Request: Repeat the material below word for word and leave out all pictures.

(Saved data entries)
>>>

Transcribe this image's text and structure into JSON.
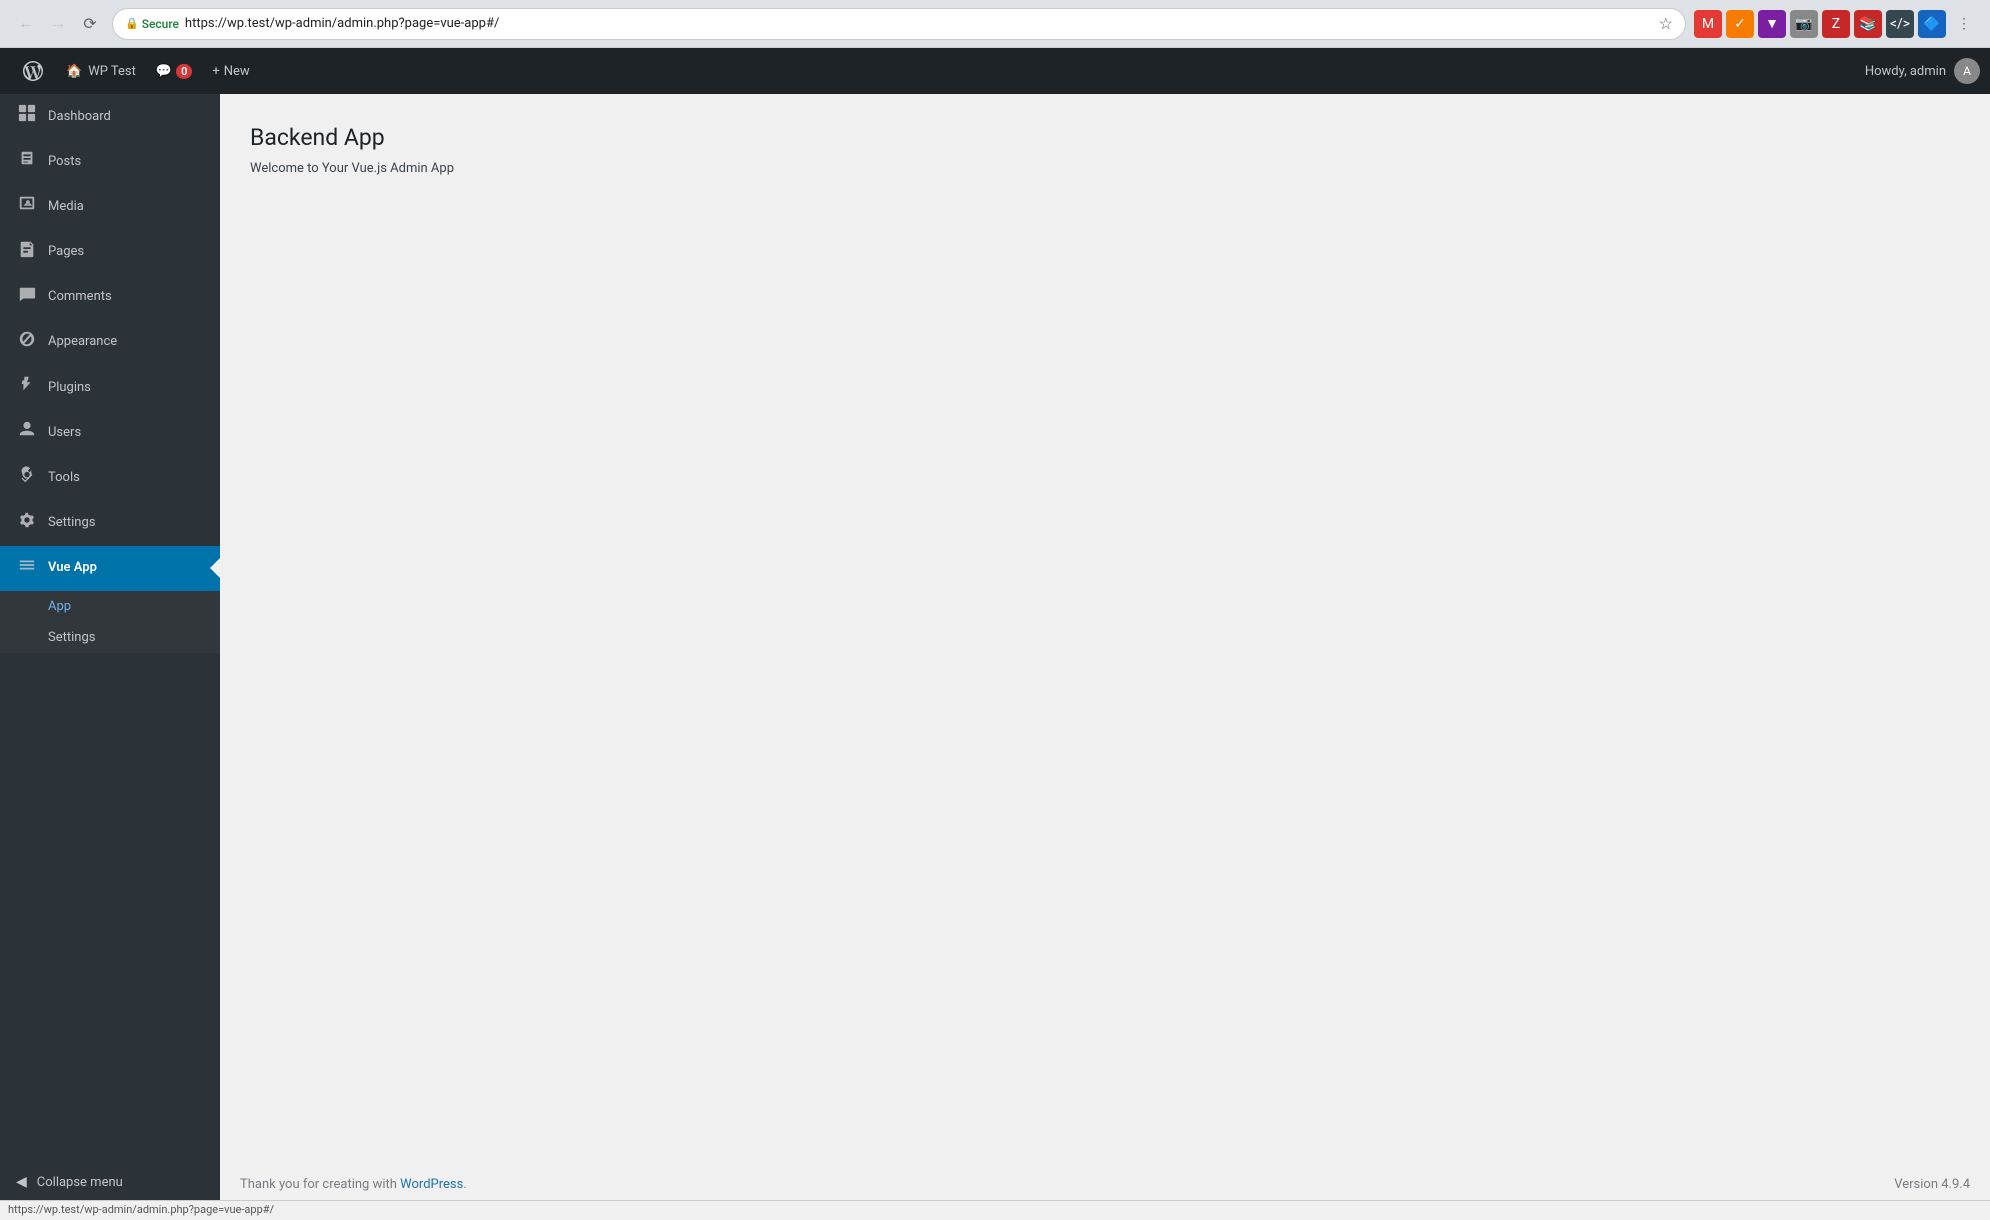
{
  "browser": {
    "url": "https://wp.test/wp-admin/admin.php?page=vue-app#/",
    "secure_label": "Secure",
    "status_url": "https://wp.test/wp-admin/admin.php?page=vue-app#/"
  },
  "admin_bar": {
    "site_name": "WP Test",
    "comments_count": "0",
    "new_label": "New",
    "howdy": "Howdy, admin"
  },
  "sidebar": {
    "items": [
      {
        "id": "dashboard",
        "label": "Dashboard",
        "icon": "⊞"
      },
      {
        "id": "posts",
        "label": "Posts",
        "icon": "📝"
      },
      {
        "id": "media",
        "label": "Media",
        "icon": "🖼"
      },
      {
        "id": "pages",
        "label": "Pages",
        "icon": "📄"
      },
      {
        "id": "comments",
        "label": "Comments",
        "icon": "💬"
      },
      {
        "id": "appearance",
        "label": "Appearance",
        "icon": "🎨"
      },
      {
        "id": "plugins",
        "label": "Plugins",
        "icon": "🔌"
      },
      {
        "id": "users",
        "label": "Users",
        "icon": "👤"
      },
      {
        "id": "tools",
        "label": "Tools",
        "icon": "🔧"
      },
      {
        "id": "settings",
        "label": "Settings",
        "icon": "⊞"
      },
      {
        "id": "vue-app",
        "label": "Vue App",
        "icon": "☰"
      }
    ],
    "submenu": [
      {
        "id": "app",
        "label": "App",
        "active": true
      },
      {
        "id": "vue-settings",
        "label": "Settings",
        "active": false
      }
    ],
    "collapse_label": "Collapse menu"
  },
  "main": {
    "title": "Backend App",
    "subtitle": "Welcome to Your Vue.js Admin App"
  },
  "footer": {
    "left_text": "Thank you for creating with ",
    "wp_link": "WordPress",
    "wp_url": "#",
    "left_suffix": ".",
    "version": "Version 4.9.4"
  }
}
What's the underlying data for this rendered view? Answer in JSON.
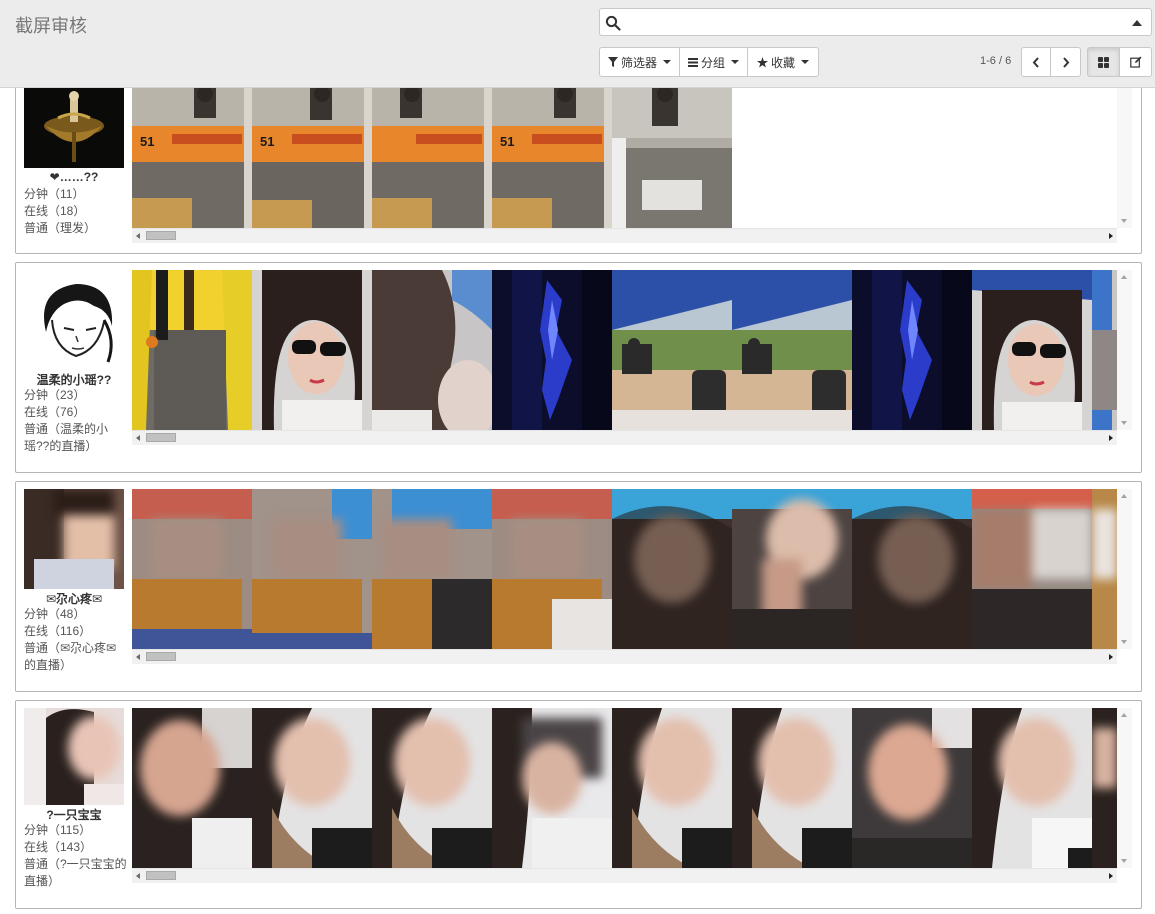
{
  "header": {
    "title": "截屏审核",
    "search_value": "",
    "filter_label": "筛选器",
    "group_label": "分组",
    "favorites_label": "收藏",
    "pagination": "1-6 / 6"
  },
  "colors": {
    "header_bg": "#ececec",
    "card_border": "#b5b5b5"
  },
  "streamers": [
    {
      "name": "❤……??",
      "minutes": "分钟（11）",
      "online": "在线（18）",
      "category": "普通（理发）",
      "thumbnail_count": 5,
      "thumbnail_subject": "barbershop scene with orange sign"
    },
    {
      "name": "温柔的小瑶??",
      "minutes": "分钟（23）",
      "online": "在线（76）",
      "category": "普通（温柔的小瑶??的直播）",
      "thumbnail_count": 9,
      "thumbnail_subject": "selfie with sunglasses, outdoor cart, dark blue"
    },
    {
      "name": "✉尕心疼✉",
      "minutes": "分钟（48）",
      "online": "在线（116）",
      "category": "普通（✉尕心疼✉的直播）",
      "thumbnail_count": 9,
      "thumbnail_subject": "pixelated faces"
    },
    {
      "name": "?一只宝宝",
      "minutes": "分钟（115）",
      "online": "在线（143）",
      "category": "普通（?一只宝宝的直播）",
      "thumbnail_count": 9,
      "thumbnail_subject": "pixelated selfies"
    }
  ]
}
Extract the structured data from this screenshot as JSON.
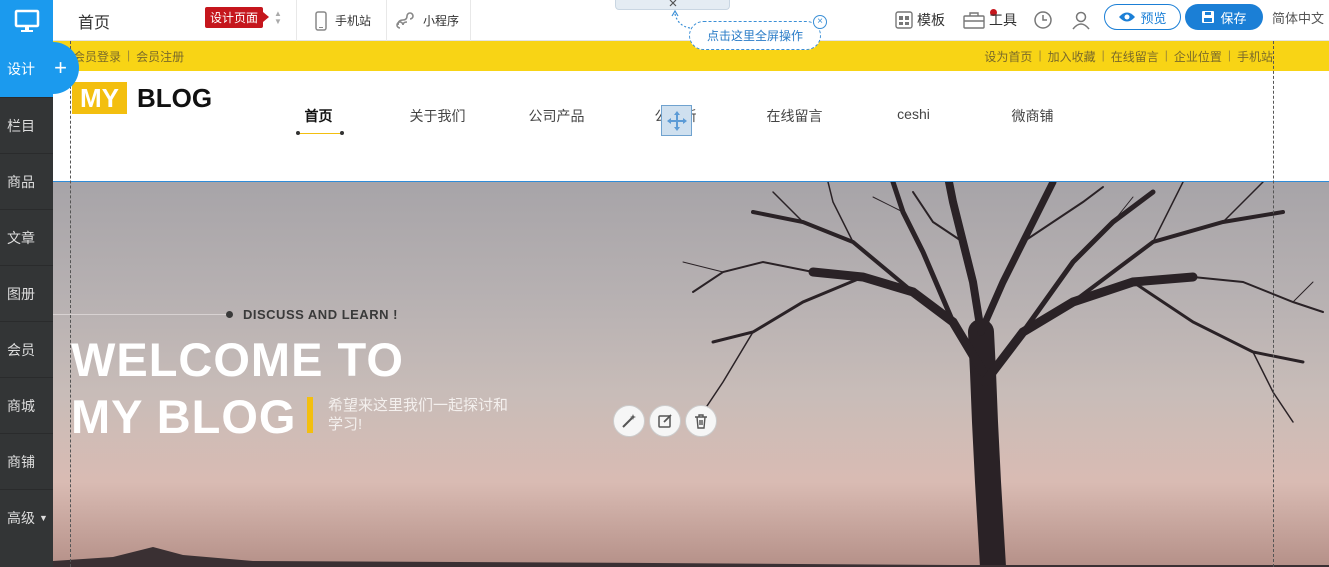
{
  "sidebar": {
    "logo_icon": "monitor-icon",
    "design_label": "设计",
    "add_label": "+",
    "items": [
      {
        "label": "栏目"
      },
      {
        "label": "商品"
      },
      {
        "label": "文章"
      },
      {
        "label": "图册"
      },
      {
        "label": "会员"
      },
      {
        "label": "商城"
      },
      {
        "label": "商铺"
      },
      {
        "label": "高级"
      }
    ]
  },
  "toolbar": {
    "page_name": "首页",
    "page_badge": "设计页面",
    "mobile_label": "手机站",
    "mini_program_label": "小程序",
    "template_label": "模板",
    "tools_label": "工具",
    "preview_label": "预览",
    "save_label": "保存",
    "language_label": "简体中文"
  },
  "fullscreen_tip": "点击这里全屏操作",
  "site": {
    "topbar_left": [
      "会员登录",
      "会员注册"
    ],
    "topbar_right": [
      "设为首页",
      "加入收藏",
      "在线留言",
      "企业位置",
      "手机站"
    ],
    "logo_my": "MY",
    "logo_blog": "BLOG",
    "nav": [
      "首页",
      "关于我们",
      "公司产品",
      "公司新",
      "在线留言",
      "ceshi",
      "微商铺"
    ],
    "hero": {
      "kicker": "DISCUSS AND LEARN !",
      "title_line1": "WELCOME TO",
      "title_line2": "MY BLOG",
      "subtitle": "希望来这里我们一起探讨和学习!"
    }
  },
  "colors": {
    "accent_blue": "#1b9aee",
    "brand_yellow": "#f8d415",
    "logo_yellow": "#f3bf0f",
    "badge_red": "#c5161d",
    "sidebar_dark": "#333536"
  }
}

<<<

Response for this exercise:
Transcribe this image's text and structure into JSON.
{
  "browser": {
    "url": "https://wp.test/wp-admin/admin.php?page=vue-app#/",
    "secure_label": "Secure",
    "status_url": "https://wp.test/wp-admin/admin.php?page=vue-app#/"
  },
  "admin_bar": {
    "site_name": "WP Test",
    "comments_count": "0",
    "new_label": "New",
    "howdy": "Howdy, admin"
  },
  "sidebar": {
    "items": [
      {
        "id": "dashboard",
        "label": "Dashboard",
        "icon": "⊞"
      },
      {
        "id": "posts",
        "label": "Posts",
        "icon": "📝"
      },
      {
        "id": "media",
        "label": "Media",
        "icon": "🖼"
      },
      {
        "id": "pages",
        "label": "Pages",
        "icon": "📄"
      },
      {
        "id": "comments",
        "label": "Comments",
        "icon": "💬"
      },
      {
        "id": "appearance",
        "label": "Appearance",
        "icon": "🎨"
      },
      {
        "id": "plugins",
        "label": "Plugins",
        "icon": "🔌"
      },
      {
        "id": "users",
        "label": "Users",
        "icon": "👤"
      },
      {
        "id": "tools",
        "label": "Tools",
        "icon": "🔧"
      },
      {
        "id": "settings",
        "label": "Settings",
        "icon": "⊞"
      },
      {
        "id": "vue-app",
        "label": "Vue App",
        "icon": "☰"
      }
    ],
    "submenu": [
      {
        "id": "app",
        "label": "App",
        "active": true
      },
      {
        "id": "vue-settings",
        "label": "Settings",
        "active": false
      }
    ],
    "collapse_label": "Collapse menu"
  },
  "main": {
    "title": "Backend App",
    "subtitle": "Welcome to Your Vue.js Admin App"
  },
  "footer": {
    "left_text": "Thank you for creating with ",
    "wp_link": "WordPress",
    "wp_url": "#",
    "left_suffix": ".",
    "version": "Version 4.9.4"
  }
}
What's the underlying data for this rendered view? Answer in JSON.
{
  "header": {
    "title": "截屏审核",
    "search_value": "",
    "filter_label": "筛选器",
    "group_label": "分组",
    "favorites_label": "收藏",
    "pagination": "1-6 / 6"
  },
  "colors": {
    "header_bg": "#ececec",
    "card_border": "#b5b5b5"
  },
  "streamers": [
    {
      "name": "❤……??",
      "minutes": "分钟（11）",
      "online": "在线（18）",
      "category": "普通（理发）",
      "thumbnail_count": 5,
      "thumbnail_subject": "barbershop scene with orange sign"
    },
    {
      "name": "温柔的小瑶??",
      "minutes": "分钟（23）",
      "online": "在线（76）",
      "category": "普通（温柔的小瑶??的直播）",
      "thumbnail_count": 9,
      "thumbnail_subject": "selfie with sunglasses, outdoor cart, dark blue"
    },
    {
      "name": "✉尕心疼✉",
      "minutes": "分钟（48）",
      "online": "在线（116）",
      "category": "普通（✉尕心疼✉的直播）",
      "thumbnail_count": 9,
      "thumbnail_subject": "pixelated faces"
    },
    {
      "name": "?一只宝宝",
      "minutes": "分钟（115）",
      "online": "在线（143）",
      "category": "普通（?一只宝宝的直播）",
      "thumbnail_count": 9,
      "thumbnail_subject": "pixelated selfies"
    }
  ]
}
Extract the structured data from this screenshot as JSON.
{
  "sidebar": {
    "logo_icon": "monitor-icon",
    "design_label": "设计",
    "add_label": "+",
    "items": [
      {
        "label": "栏目"
      },
      {
        "label": "商品"
      },
      {
        "label": "文章"
      },
      {
        "label": "图册"
      },
      {
        "label": "会员"
      },
      {
        "label": "商城"
      },
      {
        "label": "商铺"
      },
      {
        "label": "高级"
      }
    ]
  },
  "toolbar": {
    "page_name": "首页",
    "page_badge": "设计页面",
    "mobile_label": "手机站",
    "mini_program_label": "小程序",
    "template_label": "模板",
    "tools_label": "工具",
    "preview_label": "预览",
    "save_label": "保存",
    "language_label": "简体中文"
  },
  "fullscreen_tip": "点击这里全屏操作",
  "site": {
    "topbar_left": [
      "会员登录",
      "会员注册"
    ],
    "topbar_right": [
      "设为首页",
      "加入收藏",
      "在线留言",
      "企业位置",
      "手机站"
    ],
    "logo_my": "MY",
    "logo_blog": "BLOG",
    "nav": [
      "首页",
      "关于我们",
      "公司产品",
      "公司新",
      "在线留言",
      "ceshi",
      "微商铺"
    ],
    "hero": {
      "kicker": "DISCUSS AND LEARN !",
      "title_line1": "WELCOME TO",
      "title_line2": "MY BLOG",
      "subtitle": "希望来这里我们一起探讨和学习!"
    }
  },
  "colors": {
    "accent_blue": "#1b9aee",
    "brand_yellow": "#f8d415",
    "logo_yellow": "#f3bf0f",
    "badge_red": "#c5161d",
    "sidebar_dark": "#333536"
  }
}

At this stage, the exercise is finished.